→ What needs to be done: Gather every line in the records below that contains the word "Napoca".

→ Excerpted records:
start

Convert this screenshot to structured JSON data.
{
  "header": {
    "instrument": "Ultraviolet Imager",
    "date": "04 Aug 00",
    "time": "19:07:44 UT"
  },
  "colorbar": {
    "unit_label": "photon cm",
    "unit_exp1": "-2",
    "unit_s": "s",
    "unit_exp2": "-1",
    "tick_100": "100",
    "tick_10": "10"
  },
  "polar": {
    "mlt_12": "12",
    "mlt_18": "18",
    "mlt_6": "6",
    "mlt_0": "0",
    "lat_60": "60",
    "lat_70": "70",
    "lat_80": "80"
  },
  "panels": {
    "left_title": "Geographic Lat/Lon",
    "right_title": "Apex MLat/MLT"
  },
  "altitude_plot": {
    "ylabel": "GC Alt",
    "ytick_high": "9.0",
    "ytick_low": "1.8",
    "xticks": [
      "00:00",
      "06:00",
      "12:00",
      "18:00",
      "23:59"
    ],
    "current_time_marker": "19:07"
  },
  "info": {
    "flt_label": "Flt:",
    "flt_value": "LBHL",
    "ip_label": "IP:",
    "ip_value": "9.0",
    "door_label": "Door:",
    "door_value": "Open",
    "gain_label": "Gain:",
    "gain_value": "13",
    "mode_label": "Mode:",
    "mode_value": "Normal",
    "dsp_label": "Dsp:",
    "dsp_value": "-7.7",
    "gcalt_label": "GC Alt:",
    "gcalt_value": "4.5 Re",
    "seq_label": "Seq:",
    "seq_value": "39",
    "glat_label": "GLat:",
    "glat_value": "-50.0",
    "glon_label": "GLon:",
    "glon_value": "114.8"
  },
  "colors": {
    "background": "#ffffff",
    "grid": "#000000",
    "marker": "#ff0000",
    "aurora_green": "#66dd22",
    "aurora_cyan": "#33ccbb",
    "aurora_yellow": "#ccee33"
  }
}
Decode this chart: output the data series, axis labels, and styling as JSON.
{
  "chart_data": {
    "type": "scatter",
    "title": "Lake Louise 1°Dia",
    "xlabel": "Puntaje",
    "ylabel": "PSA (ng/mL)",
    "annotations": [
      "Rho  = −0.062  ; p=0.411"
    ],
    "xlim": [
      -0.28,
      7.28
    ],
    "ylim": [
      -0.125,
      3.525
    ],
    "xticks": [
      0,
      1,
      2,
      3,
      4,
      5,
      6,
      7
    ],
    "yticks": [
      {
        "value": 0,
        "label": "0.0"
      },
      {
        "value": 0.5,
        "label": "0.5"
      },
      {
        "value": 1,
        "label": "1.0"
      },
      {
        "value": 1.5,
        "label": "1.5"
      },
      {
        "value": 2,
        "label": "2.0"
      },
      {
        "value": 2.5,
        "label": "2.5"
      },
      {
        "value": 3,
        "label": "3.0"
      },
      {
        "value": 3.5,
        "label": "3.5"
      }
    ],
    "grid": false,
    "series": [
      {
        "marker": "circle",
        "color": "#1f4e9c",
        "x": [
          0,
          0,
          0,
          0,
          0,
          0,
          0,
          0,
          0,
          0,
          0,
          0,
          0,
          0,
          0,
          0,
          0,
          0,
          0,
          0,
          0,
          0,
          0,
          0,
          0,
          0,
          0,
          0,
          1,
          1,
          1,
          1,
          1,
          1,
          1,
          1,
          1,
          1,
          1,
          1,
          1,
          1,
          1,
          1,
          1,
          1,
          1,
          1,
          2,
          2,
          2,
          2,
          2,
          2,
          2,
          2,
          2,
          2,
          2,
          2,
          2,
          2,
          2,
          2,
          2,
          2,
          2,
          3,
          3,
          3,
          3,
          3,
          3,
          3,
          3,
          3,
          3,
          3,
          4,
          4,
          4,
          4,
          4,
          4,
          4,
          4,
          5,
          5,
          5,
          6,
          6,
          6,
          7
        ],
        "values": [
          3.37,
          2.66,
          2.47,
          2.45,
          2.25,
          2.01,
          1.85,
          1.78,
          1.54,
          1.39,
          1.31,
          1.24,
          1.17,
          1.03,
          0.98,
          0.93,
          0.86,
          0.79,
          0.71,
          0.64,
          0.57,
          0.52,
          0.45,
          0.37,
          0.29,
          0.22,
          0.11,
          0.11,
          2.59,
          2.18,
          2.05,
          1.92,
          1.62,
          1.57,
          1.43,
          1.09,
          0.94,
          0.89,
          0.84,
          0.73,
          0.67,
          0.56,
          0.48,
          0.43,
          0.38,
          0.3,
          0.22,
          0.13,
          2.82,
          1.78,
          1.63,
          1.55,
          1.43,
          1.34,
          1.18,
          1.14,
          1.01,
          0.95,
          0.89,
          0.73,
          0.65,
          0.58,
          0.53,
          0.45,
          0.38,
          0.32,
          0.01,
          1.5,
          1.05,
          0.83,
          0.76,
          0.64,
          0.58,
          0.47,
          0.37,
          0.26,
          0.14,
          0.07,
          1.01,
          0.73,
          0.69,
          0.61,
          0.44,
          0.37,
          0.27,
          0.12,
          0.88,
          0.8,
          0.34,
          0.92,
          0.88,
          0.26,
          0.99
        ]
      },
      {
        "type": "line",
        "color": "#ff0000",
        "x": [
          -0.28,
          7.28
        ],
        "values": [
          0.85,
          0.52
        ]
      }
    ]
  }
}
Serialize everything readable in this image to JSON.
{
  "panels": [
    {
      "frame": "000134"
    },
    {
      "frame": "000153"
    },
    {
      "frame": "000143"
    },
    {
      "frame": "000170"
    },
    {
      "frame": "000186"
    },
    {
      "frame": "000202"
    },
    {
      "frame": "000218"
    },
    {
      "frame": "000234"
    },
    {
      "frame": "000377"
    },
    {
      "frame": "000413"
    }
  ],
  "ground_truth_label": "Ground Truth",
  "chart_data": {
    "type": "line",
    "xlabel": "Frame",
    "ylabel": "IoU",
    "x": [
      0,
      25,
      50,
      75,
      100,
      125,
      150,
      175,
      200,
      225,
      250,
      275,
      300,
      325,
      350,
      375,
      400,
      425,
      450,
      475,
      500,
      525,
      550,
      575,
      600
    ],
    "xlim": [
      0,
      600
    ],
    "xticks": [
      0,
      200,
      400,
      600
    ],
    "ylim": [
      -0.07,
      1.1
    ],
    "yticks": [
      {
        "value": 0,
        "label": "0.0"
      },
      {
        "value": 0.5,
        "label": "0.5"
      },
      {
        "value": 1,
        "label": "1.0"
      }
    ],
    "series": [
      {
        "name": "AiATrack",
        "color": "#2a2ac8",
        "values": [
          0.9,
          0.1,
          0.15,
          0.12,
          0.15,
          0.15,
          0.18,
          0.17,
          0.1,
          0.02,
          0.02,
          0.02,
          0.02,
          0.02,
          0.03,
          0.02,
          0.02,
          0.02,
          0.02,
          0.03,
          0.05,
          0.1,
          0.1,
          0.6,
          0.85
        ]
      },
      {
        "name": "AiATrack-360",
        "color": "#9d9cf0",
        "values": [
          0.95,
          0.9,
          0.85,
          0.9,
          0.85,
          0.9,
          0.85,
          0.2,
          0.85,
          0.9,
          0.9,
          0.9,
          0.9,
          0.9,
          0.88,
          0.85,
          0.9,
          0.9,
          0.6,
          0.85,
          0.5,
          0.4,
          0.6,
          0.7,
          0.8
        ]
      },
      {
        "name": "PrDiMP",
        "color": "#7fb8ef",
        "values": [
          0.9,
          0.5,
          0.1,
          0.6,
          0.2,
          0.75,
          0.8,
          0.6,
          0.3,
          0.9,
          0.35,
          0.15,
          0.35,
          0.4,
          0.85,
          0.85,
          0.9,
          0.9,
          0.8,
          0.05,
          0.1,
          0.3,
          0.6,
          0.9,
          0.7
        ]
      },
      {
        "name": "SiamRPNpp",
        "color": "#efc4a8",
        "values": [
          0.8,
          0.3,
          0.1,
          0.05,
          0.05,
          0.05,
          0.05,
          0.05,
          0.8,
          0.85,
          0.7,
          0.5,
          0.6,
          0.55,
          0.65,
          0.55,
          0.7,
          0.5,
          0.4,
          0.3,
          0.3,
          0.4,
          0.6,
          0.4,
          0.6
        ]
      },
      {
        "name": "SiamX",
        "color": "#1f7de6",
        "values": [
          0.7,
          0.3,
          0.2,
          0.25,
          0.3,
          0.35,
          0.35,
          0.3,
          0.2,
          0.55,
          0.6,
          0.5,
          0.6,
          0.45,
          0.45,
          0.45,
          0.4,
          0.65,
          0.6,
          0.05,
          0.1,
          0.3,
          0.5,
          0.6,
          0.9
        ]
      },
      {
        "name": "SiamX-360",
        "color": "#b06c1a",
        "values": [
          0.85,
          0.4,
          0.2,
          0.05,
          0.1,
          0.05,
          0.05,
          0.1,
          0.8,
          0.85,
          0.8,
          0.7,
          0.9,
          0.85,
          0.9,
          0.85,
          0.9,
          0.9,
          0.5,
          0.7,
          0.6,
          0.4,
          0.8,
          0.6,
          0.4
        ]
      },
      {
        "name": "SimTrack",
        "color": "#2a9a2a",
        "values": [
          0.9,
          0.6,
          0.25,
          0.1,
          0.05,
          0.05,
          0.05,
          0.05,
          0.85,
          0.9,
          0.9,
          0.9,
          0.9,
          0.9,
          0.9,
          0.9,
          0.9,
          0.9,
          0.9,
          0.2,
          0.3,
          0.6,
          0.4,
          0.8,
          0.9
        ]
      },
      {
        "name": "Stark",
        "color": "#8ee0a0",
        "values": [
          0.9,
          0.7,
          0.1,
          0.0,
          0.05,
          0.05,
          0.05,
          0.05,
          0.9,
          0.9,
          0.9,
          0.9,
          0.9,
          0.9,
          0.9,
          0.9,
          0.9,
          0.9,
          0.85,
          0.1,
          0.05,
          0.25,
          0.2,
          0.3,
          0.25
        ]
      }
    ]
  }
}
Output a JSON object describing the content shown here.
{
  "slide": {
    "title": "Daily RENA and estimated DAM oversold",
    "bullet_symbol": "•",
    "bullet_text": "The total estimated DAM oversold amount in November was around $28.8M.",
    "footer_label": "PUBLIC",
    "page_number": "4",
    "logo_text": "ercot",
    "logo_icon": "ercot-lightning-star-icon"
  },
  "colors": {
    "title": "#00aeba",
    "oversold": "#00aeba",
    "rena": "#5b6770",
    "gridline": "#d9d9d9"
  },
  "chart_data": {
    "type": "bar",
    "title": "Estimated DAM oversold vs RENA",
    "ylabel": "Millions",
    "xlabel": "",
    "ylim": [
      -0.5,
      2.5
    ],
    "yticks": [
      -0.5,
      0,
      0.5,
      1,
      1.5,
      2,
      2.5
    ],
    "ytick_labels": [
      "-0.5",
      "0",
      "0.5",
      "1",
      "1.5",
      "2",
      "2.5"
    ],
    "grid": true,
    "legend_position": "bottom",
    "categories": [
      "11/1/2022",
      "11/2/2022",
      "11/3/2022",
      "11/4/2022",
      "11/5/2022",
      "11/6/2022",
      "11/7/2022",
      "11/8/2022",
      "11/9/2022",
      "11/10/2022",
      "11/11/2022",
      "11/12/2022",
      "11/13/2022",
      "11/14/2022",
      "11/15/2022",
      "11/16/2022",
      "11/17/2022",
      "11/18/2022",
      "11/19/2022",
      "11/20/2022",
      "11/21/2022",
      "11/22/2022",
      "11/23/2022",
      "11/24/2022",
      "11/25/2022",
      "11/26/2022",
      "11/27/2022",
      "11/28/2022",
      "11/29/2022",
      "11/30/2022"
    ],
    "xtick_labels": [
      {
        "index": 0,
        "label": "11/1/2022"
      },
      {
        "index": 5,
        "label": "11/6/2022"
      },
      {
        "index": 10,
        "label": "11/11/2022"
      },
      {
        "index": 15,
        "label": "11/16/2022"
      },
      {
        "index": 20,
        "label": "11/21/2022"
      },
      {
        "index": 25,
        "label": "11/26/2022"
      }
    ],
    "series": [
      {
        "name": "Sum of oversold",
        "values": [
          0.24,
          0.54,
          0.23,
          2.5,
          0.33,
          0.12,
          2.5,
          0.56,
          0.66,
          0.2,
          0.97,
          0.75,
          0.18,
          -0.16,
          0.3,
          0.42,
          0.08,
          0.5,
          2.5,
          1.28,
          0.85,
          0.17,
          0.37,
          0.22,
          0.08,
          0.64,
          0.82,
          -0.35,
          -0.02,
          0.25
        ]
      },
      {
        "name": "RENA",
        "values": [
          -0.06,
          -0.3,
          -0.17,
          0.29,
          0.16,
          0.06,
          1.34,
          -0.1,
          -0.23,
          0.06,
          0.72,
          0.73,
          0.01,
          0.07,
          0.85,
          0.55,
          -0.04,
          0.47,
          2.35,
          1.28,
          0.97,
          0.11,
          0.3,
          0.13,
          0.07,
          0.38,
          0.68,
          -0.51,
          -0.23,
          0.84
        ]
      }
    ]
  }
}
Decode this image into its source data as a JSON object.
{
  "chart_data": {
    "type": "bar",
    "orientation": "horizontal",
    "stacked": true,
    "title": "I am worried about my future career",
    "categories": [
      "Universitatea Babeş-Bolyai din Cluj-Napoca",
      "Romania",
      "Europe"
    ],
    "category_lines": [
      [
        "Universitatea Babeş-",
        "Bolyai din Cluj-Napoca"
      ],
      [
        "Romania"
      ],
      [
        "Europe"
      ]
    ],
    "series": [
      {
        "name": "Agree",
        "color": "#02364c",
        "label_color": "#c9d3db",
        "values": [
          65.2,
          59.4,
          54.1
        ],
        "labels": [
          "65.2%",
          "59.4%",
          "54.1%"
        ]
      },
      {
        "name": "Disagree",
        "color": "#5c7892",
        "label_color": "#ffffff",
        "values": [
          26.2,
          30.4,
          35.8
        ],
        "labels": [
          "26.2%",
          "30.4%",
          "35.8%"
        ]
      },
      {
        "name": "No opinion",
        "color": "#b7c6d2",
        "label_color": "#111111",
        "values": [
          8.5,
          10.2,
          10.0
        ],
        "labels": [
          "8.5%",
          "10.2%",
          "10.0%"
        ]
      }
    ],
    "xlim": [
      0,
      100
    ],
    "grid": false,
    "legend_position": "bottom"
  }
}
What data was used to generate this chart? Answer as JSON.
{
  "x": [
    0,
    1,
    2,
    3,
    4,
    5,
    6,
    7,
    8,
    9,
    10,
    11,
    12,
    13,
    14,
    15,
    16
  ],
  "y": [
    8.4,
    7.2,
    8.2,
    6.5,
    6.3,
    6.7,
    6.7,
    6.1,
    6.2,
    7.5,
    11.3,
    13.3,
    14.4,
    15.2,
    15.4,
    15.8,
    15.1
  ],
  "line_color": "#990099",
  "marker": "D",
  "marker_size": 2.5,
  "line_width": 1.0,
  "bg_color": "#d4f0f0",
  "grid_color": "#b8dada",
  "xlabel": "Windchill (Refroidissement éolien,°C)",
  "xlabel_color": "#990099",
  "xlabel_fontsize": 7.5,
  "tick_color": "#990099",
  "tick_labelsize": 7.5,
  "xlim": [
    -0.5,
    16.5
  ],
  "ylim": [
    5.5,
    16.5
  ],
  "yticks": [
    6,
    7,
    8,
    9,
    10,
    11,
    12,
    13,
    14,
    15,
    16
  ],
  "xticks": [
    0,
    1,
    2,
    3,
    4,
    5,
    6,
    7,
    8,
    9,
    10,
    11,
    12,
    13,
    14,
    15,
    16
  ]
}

end

→ Written solution:
      "Universitatea Babeş-Bolyai din Cluj-Napoca",
        "Bolyai din Cluj-Napoca"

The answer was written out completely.